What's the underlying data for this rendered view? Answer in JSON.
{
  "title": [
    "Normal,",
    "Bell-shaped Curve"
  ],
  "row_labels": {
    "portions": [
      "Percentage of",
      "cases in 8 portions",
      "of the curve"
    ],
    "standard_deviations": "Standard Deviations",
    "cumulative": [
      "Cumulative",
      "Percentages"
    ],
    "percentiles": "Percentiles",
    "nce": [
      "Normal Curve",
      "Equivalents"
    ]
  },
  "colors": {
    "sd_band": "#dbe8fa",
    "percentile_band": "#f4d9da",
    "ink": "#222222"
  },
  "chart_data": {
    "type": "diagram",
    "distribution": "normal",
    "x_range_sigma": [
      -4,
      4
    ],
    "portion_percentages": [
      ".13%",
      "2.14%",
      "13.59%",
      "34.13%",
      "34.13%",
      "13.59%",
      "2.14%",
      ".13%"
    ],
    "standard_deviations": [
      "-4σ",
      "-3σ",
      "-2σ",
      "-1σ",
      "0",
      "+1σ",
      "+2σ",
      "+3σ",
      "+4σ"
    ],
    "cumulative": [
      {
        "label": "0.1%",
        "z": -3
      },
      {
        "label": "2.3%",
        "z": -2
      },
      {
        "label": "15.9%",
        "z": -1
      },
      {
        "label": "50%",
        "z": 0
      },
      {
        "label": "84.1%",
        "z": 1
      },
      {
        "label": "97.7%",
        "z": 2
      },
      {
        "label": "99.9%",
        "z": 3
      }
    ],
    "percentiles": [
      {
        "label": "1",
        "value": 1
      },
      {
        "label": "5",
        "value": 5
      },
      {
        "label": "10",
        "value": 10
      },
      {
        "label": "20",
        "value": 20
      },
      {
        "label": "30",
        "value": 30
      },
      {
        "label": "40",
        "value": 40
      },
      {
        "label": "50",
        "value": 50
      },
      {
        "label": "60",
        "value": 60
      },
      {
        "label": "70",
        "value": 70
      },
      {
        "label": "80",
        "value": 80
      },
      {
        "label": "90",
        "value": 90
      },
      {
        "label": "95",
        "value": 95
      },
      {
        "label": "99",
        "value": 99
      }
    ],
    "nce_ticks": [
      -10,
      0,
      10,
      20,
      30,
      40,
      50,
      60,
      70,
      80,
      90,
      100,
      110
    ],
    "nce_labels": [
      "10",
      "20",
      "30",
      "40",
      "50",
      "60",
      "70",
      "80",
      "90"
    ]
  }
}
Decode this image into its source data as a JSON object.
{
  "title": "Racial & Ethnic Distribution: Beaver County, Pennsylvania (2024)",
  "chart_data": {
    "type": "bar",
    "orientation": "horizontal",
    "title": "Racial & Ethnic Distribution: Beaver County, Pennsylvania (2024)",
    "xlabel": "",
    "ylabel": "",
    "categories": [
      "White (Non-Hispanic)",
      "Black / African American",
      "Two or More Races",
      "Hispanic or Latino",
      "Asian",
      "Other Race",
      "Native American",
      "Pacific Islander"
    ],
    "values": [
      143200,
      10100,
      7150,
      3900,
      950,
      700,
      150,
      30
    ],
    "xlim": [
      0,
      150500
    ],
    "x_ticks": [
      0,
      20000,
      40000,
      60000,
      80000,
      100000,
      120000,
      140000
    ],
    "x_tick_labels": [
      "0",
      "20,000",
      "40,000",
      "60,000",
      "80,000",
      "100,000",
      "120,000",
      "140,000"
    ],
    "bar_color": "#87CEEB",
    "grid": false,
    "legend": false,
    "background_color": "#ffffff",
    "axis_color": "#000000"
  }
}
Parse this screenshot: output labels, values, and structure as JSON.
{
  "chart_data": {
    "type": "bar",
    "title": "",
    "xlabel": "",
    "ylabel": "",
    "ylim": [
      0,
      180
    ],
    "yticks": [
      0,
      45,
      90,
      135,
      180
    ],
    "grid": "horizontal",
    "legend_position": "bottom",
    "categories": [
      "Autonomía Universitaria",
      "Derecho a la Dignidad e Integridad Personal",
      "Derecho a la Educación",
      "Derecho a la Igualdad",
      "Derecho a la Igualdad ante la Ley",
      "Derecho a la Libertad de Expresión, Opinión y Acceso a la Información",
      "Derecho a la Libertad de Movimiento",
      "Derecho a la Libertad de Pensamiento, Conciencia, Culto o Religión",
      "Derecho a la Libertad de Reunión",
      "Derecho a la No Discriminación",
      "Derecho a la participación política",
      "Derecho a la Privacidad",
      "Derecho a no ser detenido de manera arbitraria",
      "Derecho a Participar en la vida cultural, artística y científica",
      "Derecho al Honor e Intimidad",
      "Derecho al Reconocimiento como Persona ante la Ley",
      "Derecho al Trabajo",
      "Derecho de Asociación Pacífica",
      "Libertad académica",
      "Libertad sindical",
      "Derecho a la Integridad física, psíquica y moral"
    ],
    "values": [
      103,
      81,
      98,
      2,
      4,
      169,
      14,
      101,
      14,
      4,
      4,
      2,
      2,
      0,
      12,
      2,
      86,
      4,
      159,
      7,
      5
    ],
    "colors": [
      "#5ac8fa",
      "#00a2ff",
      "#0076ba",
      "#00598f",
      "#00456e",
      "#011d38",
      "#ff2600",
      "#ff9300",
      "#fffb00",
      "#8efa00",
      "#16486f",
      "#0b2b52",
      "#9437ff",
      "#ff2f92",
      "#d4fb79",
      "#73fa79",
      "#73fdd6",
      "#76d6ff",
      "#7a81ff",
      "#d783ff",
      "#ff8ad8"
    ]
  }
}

--

Task brief: From the data above, extract every line in its exact form.

Full response:
What's the underlying data for this rendered view? Answer in JSON.
{
  "title": [
    "Normal,",
    "Bell-shaped Curve"
  ],
  "row_labels": {
    "portions": [
      "Percentage of",
      "cases in 8 portions",
      "of the curve"
    ],
    "standard_deviations": "Standard Deviations",
    "cumulative": [
      "Cumulative",
      "Percentages"
    ],
    "percentiles": "Percentiles",
    "nce": [
      "Normal Curve",
      "Equivalents"
    ]
  },
  "colors": {
    "sd_band": "#dbe8fa",
    "percentile_band": "#f4d9da",
    "ink": "#222222"
  },
  "chart_data": {
    "type": "diagram",
    "distribution": "normal",
    "x_range_sigma": [
      -4,
      4
    ],
    "portion_percentages": [
      ".13%",
      "2.14%",
      "13.59%",
      "34.13%",
      "34.13%",
      "13.59%",
      "2.14%",
      ".13%"
    ],
    "standard_deviations": [
      "-4σ",
      "-3σ",
      "-2σ",
      "-1σ",
      "0",
      "+1σ",
      "+2σ",
      "+3σ",
      "+4σ"
    ],
    "cumulative": [
      {
        "label": "0.1%",
        "z": -3
      },
      {
        "label": "2.3%",
        "z": -2
      },
      {
        "label": "15.9%",
        "z": -1
      },
      {
        "label": "50%",
        "z": 0
      },
      {
        "label": "84.1%",
        "z": 1
      },
      {
        "label": "97.7%",
        "z": 2
      },
      {
        "label": "99.9%",
        "z": 3
      }
    ],
    "percentiles": [
      {
        "label": "1",
        "value": 1
      },
      {
        "label": "5",
        "value": 5
      },
      {
        "label": "10",
        "value": 10
      },
      {
        "label": "20",
        "value": 20
      },
      {
        "label": "30",
        "value": 30
      },
      {
        "label": "40",
        "value": 40
      },
      {
        "label": "50",
        "value": 50
      },
      {
        "label": "60",
        "value": 60
      },
      {
        "label": "70",
        "value": 70
      },
      {
        "label": "80",
        "value": 80
      },
      {
        "label": "90",
        "value": 90
      },
      {
        "label": "95",
        "value": 95
      },
      {
        "label": "99",
        "value": 99
      }
    ],
    "nce_ticks": [
      -10,
      0,
      10,
      20,
      30,
      40,
      50,
      60,
      70,
      80,
      90,
      100,
      110
    ],
    "nce_labels": [
      "10",
      "20",
      "30",
      "40",
      "50",
      "60",
      "70",
      "80",
      "90"
    ]
  }
}
Decode this image into its source data as a JSON object.
{
  "title": "Racial & Ethnic Distribution: Beaver County, Pennsylvania (2024)",
  "chart_data": {
    "type": "bar",
    "orientation": "horizontal",
    "title": "Racial & Ethnic Distribution: Beaver County, Pennsylvania (2024)",
    "xlabel": "",
    "ylabel": "",
    "categories": [
      "White (Non-Hispanic)",
      "Black / African American",
      "Two or More Races",
      "Hispanic or Latino",
      "Asian",
      "Other Race",
      "Native American",
      "Pacific Islander"
    ],
    "values": [
      143200,
      10100,
      7150,
      3900,
      950,
      700,
      150,
      30
    ],
    "xlim": [
      0,
      150500
    ],
    "x_ticks": [
      0,
      20000,
      40000,
      60000,
      80000,
      100000,
      120000,
      140000
    ],
    "x_tick_labels": [
      "0",
      "20,000",
      "40,000",
      "60,000",
      "80,000",
      "100,000",
      "120,000",
      "140,000"
    ],
    "bar_color": "#87CEEB",
    "grid": false,
    "legend": false,
    "background_color": "#ffffff",
    "axis_color": "#000000"
  }
}
Parse this screenshot: output labels, values, and structure as JSON.
{
  "chart_data": {
    "type": "bar",
    "title": "",
    "xlabel": "",
    "ylabel": "",
    "ylim": [
      0,
      180
    ],
    "yticks": [
      0,
      45,
      90,
      135,
      180
    ],
    "grid": "horizontal",
    "legend_position": "bottom",
    "categories": [
      "Autonomía Universitaria",
      "Derecho a la Dignidad e Integridad Personal",
      "Derecho a la Educación",
      "Derecho a la Igualdad",
      "Derecho a la Igualdad ante la Ley",
      "Derecho a la Libertad de Expresión, Opinión y Acceso a la Información",
      "Derecho a la Libertad de Movimiento",
      "Derecho a la Libertad de Pensamiento, Conciencia, Culto o Religión",
      "Derecho a la Libertad de Reunión",
      "Derecho a la No Discriminación",
      "Derecho a la participación política",
      "Derecho a la Privacidad",
      "Derecho a no ser detenido de manera arbitraria",
      "Derecho a Participar en la vida cultural, artística y científica",
      "Derecho al Honor e Intimidad",
      "Derecho al Reconocimiento como Persona ante la Ley",
      "Derecho al Trabajo",
      "Derecho de Asociación Pacífica",
      "Libertad académica",
      "Libertad sindical",
      "Derecho a la Integridad física, psíquica y moral"
    ],
    "values": [
      103,
      81,
      98,
      2,
      4,
      169,
      14,
      101,
      14,
      4,
      4,
      2,
      2,
      0,
      12,
      2,
      86,
      4,
      159,
      7,
      5
    ],
    "colors": [
      "#5ac8fa",
      "#00a2ff",
      "#0076ba",
      "#00598f",
      "#00456e",
      "#011d38",
      "#ff2600",
      "#ff9300",
      "#fffb00",
      "#8efa00",
      "#16486f",
      "#0b2b52",
      "#9437ff",
      "#ff2f92",
      "#d4fb79",
      "#73fa79",
      "#73fdd6",
      "#76d6ff",
      "#7a81ff",
      "#d783ff",
      "#ff8ad8"
    ]
  }
}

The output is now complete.